* [The task]
Every record should be repeated exactly, except that pictures are left out.

* [Provided information]
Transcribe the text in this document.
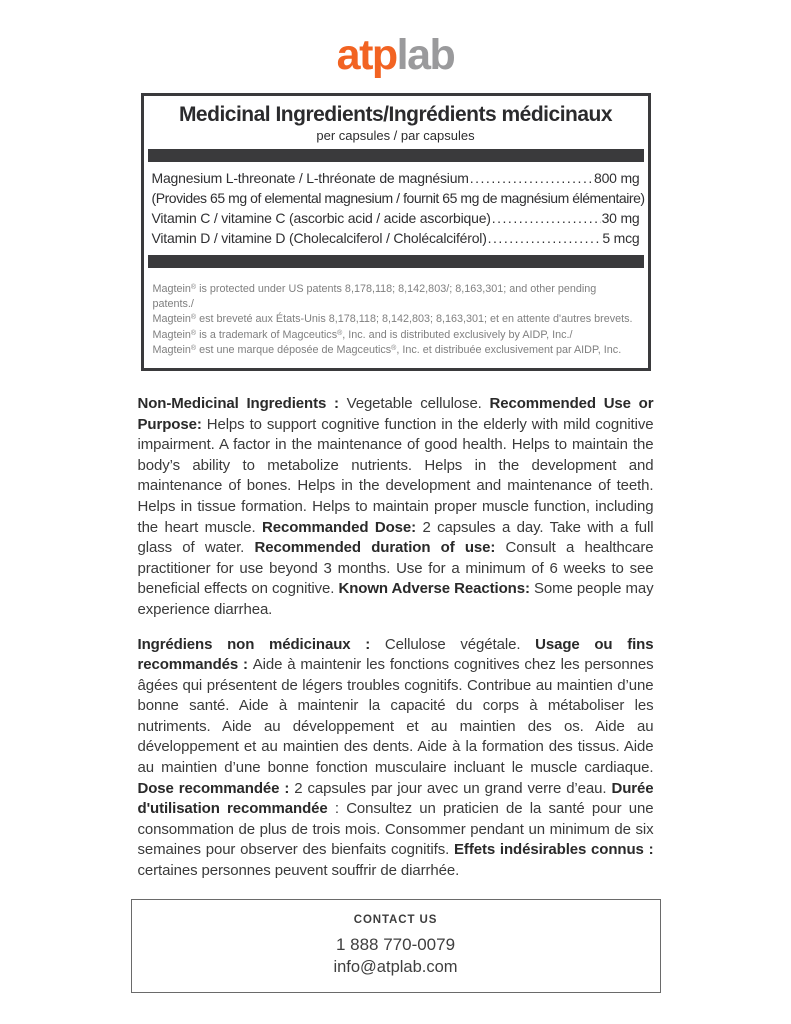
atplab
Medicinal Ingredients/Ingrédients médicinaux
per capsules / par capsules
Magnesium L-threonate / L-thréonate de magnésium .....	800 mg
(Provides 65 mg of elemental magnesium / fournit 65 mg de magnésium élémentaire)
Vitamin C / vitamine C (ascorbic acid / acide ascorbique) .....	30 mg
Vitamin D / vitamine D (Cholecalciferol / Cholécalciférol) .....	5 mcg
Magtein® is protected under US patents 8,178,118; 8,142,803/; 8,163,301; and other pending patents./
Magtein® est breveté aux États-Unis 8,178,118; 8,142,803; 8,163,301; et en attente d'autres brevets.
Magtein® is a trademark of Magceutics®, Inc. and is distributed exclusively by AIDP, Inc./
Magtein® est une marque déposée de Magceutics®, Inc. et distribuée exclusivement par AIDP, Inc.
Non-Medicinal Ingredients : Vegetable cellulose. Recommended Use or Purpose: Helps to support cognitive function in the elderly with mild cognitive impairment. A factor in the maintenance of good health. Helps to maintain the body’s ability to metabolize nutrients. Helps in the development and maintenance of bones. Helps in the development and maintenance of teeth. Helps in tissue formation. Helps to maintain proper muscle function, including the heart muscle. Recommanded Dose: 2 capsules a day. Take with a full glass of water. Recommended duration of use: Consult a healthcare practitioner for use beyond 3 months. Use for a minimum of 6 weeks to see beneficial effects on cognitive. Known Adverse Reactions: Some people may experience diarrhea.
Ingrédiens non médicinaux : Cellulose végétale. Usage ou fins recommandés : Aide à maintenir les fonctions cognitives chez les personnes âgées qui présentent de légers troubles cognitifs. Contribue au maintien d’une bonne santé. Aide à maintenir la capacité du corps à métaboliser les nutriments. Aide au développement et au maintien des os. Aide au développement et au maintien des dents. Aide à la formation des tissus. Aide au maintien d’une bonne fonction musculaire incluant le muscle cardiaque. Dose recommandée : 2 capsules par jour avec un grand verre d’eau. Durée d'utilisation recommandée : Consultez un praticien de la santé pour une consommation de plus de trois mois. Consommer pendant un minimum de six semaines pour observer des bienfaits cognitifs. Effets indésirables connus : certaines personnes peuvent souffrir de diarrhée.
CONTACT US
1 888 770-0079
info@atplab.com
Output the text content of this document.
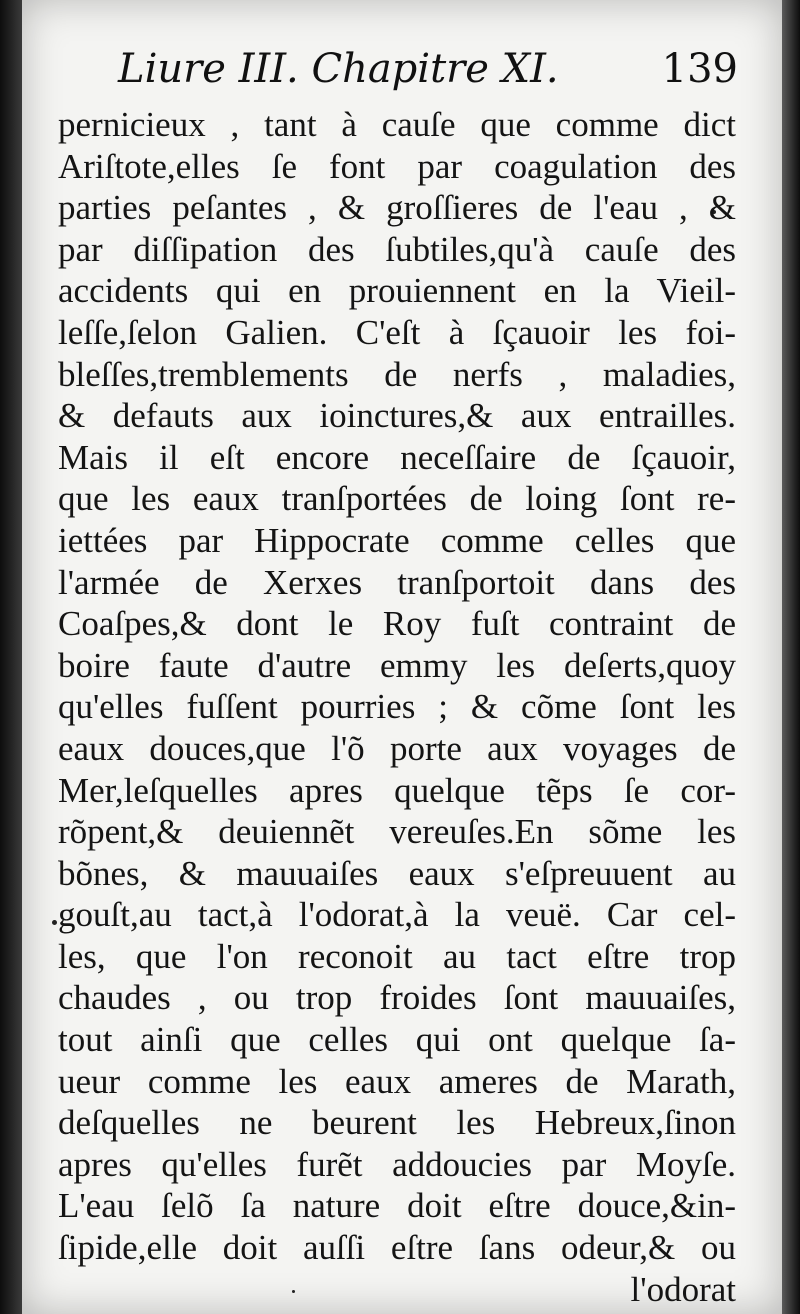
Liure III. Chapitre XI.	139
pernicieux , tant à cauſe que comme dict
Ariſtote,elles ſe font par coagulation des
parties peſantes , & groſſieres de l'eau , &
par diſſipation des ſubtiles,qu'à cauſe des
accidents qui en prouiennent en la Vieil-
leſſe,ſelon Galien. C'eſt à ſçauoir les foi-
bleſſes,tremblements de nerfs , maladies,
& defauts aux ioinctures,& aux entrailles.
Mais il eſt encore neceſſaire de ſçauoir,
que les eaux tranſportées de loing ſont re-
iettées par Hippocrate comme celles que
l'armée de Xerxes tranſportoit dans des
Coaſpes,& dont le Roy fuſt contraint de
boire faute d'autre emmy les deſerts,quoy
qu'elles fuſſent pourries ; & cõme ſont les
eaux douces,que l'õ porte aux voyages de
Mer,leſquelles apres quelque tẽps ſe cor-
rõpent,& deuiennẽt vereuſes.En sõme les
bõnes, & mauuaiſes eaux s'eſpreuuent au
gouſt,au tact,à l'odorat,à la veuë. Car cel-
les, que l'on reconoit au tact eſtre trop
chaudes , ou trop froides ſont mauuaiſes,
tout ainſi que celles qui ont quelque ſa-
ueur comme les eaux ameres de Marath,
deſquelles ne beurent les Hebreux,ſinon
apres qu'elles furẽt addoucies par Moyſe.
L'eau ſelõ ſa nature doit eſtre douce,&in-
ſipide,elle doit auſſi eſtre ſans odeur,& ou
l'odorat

* [Answer to the task]
Transcribe the text in this document.
atplab
Medicinal Ingredients/Ingrédients médicinaux
per capsules / par capsules
Magnesium L-threonate / L-thréonate de magnésium .....	800 mg
(Provides 65 mg of elemental magnesium / fournit 65 mg de magnésium élémentaire)
Vitamin C / vitamine C (ascorbic acid / acide ascorbique) .....	30 mg
Vitamin D / vitamine D (Cholecalciferol / Cholécalciférol) .....	5 mcg
Magtein® is protected under US patents 8,178,118; 8,142,803/; 8,163,301; and other pending patents./
Magtein® est breveté aux États-Unis 8,178,118; 8,142,803; 8,163,301; et en attente d'autres brevets.
Magtein® is a trademark of Magceutics®, Inc. and is distributed exclusively by AIDP, Inc./
Magtein® est une marque déposée de Magceutics®, Inc. et distribuée exclusivement par AIDP, Inc.
Non-Medicinal Ingredients : Vegetable cellulose. Recommended Use or Purpose: Helps to support cognitive function in the elderly with mild cognitive impairment. A factor in the maintenance of good health. Helps to maintain the body’s ability to metabolize nutrients. Helps in the development and maintenance of bones. Helps in the development and maintenance of teeth. Helps in tissue formation. Helps to maintain proper muscle function, including the heart muscle. Recommanded Dose: 2 capsules a day. Take with a full glass of water. Recommended duration of use: Consult a healthcare practitioner for use beyond 3 months. Use for a minimum of 6 weeks to see beneficial effects on cognitive. Known Adverse Reactions: Some people may experience diarrhea.
Ingrédiens non médicinaux : Cellulose végétale. Usage ou fins recommandés : Aide à maintenir les fonctions cognitives chez les personnes âgées qui présentent de légers troubles cognitifs. Contribue au maintien d’une bonne santé. Aide à maintenir la capacité du corps à métaboliser les nutriments. Aide au développement et au maintien des os. Aide au développement et au maintien des dents. Aide à la formation des tissus. Aide au maintien d’une bonne fonction musculaire incluant le muscle cardiaque. Dose recommandée : 2 capsules par jour avec un grand verre d’eau. Durée d'utilisation recommandée : Consultez un praticien de la santé pour une consommation de plus de trois mois. Consommer pendant un minimum de six semaines pour observer des bienfaits cognitifs. Effets indésirables connus : certaines personnes peuvent souffrir de diarrhée.
CONTACT US
1 888 770-0079
info@atplab.com
Output the text content of this document.
Liure III. Chapitre XI.	139
pernicieux , tant à cauſe que comme dict
Ariſtote,elles ſe font par coagulation des
parties peſantes , & groſſieres de l'eau , &
par diſſipation des ſubtiles,qu'à cauſe des
accidents qui en prouiennent en la Vieil-
leſſe,ſelon Galien. C'eſt à ſçauoir les foi-
bleſſes,tremblements de nerfs , maladies,
& defauts aux ioinctures,& aux entrailles.
Mais il eſt encore neceſſaire de ſçauoir,
que les eaux tranſportées de loing ſont re-
iettées par Hippocrate comme celles que
l'armée de Xerxes tranſportoit dans des
Coaſpes,& dont le Roy fuſt contraint de
boire faute d'autre emmy les deſerts,quoy
qu'elles fuſſent pourries ; & cõme ſont les
eaux douces,que l'õ porte aux voyages de
Mer,leſquelles apres quelque tẽps ſe cor-
rõpent,& deuiennẽt vereuſes.En sõme les
bõnes, & mauuaiſes eaux s'eſpreuuent au
gouſt,au tact,à l'odorat,à la veuë. Car cel-
les, que l'on reconoit au tact eſtre trop
chaudes , ou trop froides ſont mauuaiſes,
tout ainſi que celles qui ont quelque ſa-
ueur comme les eaux ameres de Marath,
deſquelles ne beurent les Hebreux,ſinon
apres qu'elles furẽt addoucies par Moyſe.
L'eau ſelõ ſa nature doit eſtre douce,&in-
ſipide,elle doit auſſi eſtre ſans odeur,& ou
l'odorat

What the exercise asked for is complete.